— Begin Exercise material —

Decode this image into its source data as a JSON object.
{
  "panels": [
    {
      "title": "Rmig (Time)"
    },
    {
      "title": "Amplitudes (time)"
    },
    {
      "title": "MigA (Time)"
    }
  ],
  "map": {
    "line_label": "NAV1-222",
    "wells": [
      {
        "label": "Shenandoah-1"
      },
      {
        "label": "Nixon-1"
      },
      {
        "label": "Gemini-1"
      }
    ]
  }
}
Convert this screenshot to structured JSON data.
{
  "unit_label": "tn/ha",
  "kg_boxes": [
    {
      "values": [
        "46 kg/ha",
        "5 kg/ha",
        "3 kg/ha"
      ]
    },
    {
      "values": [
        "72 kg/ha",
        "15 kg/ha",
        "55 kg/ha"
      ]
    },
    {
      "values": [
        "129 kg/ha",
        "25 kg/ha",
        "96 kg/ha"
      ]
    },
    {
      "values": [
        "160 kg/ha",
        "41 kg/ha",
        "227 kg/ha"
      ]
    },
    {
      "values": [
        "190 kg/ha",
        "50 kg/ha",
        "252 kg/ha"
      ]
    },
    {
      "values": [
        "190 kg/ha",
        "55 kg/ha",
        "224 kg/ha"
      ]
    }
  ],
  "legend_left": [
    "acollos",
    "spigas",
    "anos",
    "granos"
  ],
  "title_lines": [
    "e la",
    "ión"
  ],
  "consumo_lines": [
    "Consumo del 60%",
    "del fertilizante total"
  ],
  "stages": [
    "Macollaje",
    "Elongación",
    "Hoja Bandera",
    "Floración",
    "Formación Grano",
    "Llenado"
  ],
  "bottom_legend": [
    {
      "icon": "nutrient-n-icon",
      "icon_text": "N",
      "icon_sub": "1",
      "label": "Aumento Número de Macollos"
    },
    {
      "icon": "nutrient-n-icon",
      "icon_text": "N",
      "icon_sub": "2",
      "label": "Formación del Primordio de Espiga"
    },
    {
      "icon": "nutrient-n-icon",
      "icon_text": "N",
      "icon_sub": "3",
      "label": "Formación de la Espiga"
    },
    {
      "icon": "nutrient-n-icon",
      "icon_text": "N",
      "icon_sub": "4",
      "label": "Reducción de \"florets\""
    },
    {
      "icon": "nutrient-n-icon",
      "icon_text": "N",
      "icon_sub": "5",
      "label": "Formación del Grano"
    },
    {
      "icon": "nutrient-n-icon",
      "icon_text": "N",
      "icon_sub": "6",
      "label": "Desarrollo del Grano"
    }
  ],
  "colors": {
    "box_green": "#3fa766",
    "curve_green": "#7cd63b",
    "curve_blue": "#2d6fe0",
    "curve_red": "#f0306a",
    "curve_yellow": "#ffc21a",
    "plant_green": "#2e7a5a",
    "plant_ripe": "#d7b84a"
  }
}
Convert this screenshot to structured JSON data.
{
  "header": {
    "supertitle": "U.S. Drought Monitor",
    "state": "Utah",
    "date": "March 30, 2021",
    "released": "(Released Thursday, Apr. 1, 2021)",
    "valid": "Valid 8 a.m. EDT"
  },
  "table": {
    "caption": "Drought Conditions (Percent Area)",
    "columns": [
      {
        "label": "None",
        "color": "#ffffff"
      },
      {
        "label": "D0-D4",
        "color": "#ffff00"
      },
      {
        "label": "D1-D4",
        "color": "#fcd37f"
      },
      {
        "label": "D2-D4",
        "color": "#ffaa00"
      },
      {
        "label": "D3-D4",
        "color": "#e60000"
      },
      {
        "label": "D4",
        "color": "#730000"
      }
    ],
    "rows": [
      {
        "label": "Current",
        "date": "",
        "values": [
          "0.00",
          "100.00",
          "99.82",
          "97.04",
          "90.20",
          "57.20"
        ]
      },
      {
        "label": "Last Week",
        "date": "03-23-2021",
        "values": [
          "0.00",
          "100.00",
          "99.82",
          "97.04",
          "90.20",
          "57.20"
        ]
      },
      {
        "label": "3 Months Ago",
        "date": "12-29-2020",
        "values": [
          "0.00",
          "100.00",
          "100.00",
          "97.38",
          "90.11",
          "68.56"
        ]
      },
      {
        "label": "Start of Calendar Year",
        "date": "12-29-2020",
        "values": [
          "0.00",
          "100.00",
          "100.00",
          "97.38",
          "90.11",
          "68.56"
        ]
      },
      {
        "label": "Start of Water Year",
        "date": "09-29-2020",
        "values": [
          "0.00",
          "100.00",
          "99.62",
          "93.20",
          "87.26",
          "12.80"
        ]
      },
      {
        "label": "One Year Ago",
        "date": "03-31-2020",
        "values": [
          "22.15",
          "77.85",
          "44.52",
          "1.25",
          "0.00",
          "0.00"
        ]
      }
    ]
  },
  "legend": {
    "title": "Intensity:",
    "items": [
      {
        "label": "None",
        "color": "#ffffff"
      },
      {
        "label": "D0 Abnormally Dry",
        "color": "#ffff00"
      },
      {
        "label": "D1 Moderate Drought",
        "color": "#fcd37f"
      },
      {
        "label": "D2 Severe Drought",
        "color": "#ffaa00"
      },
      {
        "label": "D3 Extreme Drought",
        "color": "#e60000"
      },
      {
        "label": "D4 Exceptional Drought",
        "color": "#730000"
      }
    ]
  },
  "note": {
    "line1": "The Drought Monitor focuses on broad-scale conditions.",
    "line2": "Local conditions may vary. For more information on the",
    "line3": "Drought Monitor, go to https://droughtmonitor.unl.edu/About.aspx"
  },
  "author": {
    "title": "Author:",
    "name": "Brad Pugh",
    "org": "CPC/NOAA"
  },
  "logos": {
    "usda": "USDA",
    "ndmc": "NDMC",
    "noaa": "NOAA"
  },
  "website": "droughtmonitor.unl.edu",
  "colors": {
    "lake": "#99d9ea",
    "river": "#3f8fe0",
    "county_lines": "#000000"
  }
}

— End Exercise material —

Recopy all the lines exactly as they appear.

Decode this image into its source data as a JSON object.
{
  "panels": [
    {
      "title": "Rmig (Time)"
    },
    {
      "title": "Amplitudes (time)"
    },
    {
      "title": "MigA (Time)"
    }
  ],
  "map": {
    "line_label": "NAV1-222",
    "wells": [
      {
        "label": "Shenandoah-1"
      },
      {
        "label": "Nixon-1"
      },
      {
        "label": "Gemini-1"
      }
    ]
  }
}
Convert this screenshot to structured JSON data.
{
  "unit_label": "tn/ha",
  "kg_boxes": [
    {
      "values": [
        "46 kg/ha",
        "5 kg/ha",
        "3 kg/ha"
      ]
    },
    {
      "values": [
        "72 kg/ha",
        "15 kg/ha",
        "55 kg/ha"
      ]
    },
    {
      "values": [
        "129 kg/ha",
        "25 kg/ha",
        "96 kg/ha"
      ]
    },
    {
      "values": [
        "160 kg/ha",
        "41 kg/ha",
        "227 kg/ha"
      ]
    },
    {
      "values": [
        "190 kg/ha",
        "50 kg/ha",
        "252 kg/ha"
      ]
    },
    {
      "values": [
        "190 kg/ha",
        "55 kg/ha",
        "224 kg/ha"
      ]
    }
  ],
  "legend_left": [
    "acollos",
    "spigas",
    "anos",
    "granos"
  ],
  "title_lines": [
    "e la",
    "ión"
  ],
  "consumo_lines": [
    "Consumo del 60%",
    "del fertilizante total"
  ],
  "stages": [
    "Macollaje",
    "Elongación",
    "Hoja Bandera",
    "Floración",
    "Formación Grano",
    "Llenado"
  ],
  "bottom_legend": [
    {
      "icon": "nutrient-n-icon",
      "icon_text": "N",
      "icon_sub": "1",
      "label": "Aumento Número de Macollos"
    },
    {
      "icon": "nutrient-n-icon",
      "icon_text": "N",
      "icon_sub": "2",
      "label": "Formación del Primordio de Espiga"
    },
    {
      "icon": "nutrient-n-icon",
      "icon_text": "N",
      "icon_sub": "3",
      "label": "Formación de la Espiga"
    },
    {
      "icon": "nutrient-n-icon",
      "icon_text": "N",
      "icon_sub": "4",
      "label": "Reducción de \"florets\""
    },
    {
      "icon": "nutrient-n-icon",
      "icon_text": "N",
      "icon_sub": "5",
      "label": "Formación del Grano"
    },
    {
      "icon": "nutrient-n-icon",
      "icon_text": "N",
      "icon_sub": "6",
      "label": "Desarrollo del Grano"
    }
  ],
  "colors": {
    "box_green": "#3fa766",
    "curve_green": "#7cd63b",
    "curve_blue": "#2d6fe0",
    "curve_red": "#f0306a",
    "curve_yellow": "#ffc21a",
    "plant_green": "#2e7a5a",
    "plant_ripe": "#d7b84a"
  }
}
Convert this screenshot to structured JSON data.
{
  "header": {
    "supertitle": "U.S. Drought Monitor",
    "state": "Utah",
    "date": "March 30, 2021",
    "released": "(Released Thursday, Apr. 1, 2021)",
    "valid": "Valid 8 a.m. EDT"
  },
  "table": {
    "caption": "Drought Conditions (Percent Area)",
    "columns": [
      {
        "label": "None",
        "color": "#ffffff"
      },
      {
        "label": "D0-D4",
        "color": "#ffff00"
      },
      {
        "label": "D1-D4",
        "color": "#fcd37f"
      },
      {
        "label": "D2-D4",
        "color": "#ffaa00"
      },
      {
        "label": "D3-D4",
        "color": "#e60000"
      },
      {
        "label": "D4",
        "color": "#730000"
      }
    ],
    "rows": [
      {
        "label": "Current",
        "date": "",
        "values": [
          "0.00",
          "100.00",
          "99.82",
          "97.04",
          "90.20",
          "57.20"
        ]
      },
      {
        "label": "Last Week",
        "date": "03-23-2021",
        "values": [
          "0.00",
          "100.00",
          "99.82",
          "97.04",
          "90.20",
          "57.20"
        ]
      },
      {
        "label": "3 Months Ago",
        "date": "12-29-2020",
        "values": [
          "0.00",
          "100.00",
          "100.00",
          "97.38",
          "90.11",
          "68.56"
        ]
      },
      {
        "label": "Start of Calendar Year",
        "date": "12-29-2020",
        "values": [
          "0.00",
          "100.00",
          "100.00",
          "97.38",
          "90.11",
          "68.56"
        ]
      },
      {
        "label": "Start of Water Year",
        "date": "09-29-2020",
        "values": [
          "0.00",
          "100.00",
          "99.62",
          "93.20",
          "87.26",
          "12.80"
        ]
      },
      {
        "label": "One Year Ago",
        "date": "03-31-2020",
        "values": [
          "22.15",
          "77.85",
          "44.52",
          "1.25",
          "0.00",
          "0.00"
        ]
      }
    ]
  },
  "legend": {
    "title": "Intensity:",
    "items": [
      {
        "label": "None",
        "color": "#ffffff"
      },
      {
        "label": "D0 Abnormally Dry",
        "color": "#ffff00"
      },
      {
        "label": "D1 Moderate Drought",
        "color": "#fcd37f"
      },
      {
        "label": "D2 Severe Drought",
        "color": "#ffaa00"
      },
      {
        "label": "D3 Extreme Drought",
        "color": "#e60000"
      },
      {
        "label": "D4 Exceptional Drought",
        "color": "#730000"
      }
    ]
  },
  "note": {
    "line1": "The Drought Monitor focuses on broad-scale conditions.",
    "line2": "Local conditions may vary. For more information on the",
    "line3": "Drought Monitor, go to https://droughtmonitor.unl.edu/About.aspx"
  },
  "author": {
    "title": "Author:",
    "name": "Brad Pugh",
    "org": "CPC/NOAA"
  },
  "logos": {
    "usda": "USDA",
    "ndmc": "NDMC",
    "noaa": "NOAA"
  },
  "website": "droughtmonitor.unl.edu",
  "colors": {
    "lake": "#99d9ea",
    "river": "#3f8fe0",
    "county_lines": "#000000"
  }
}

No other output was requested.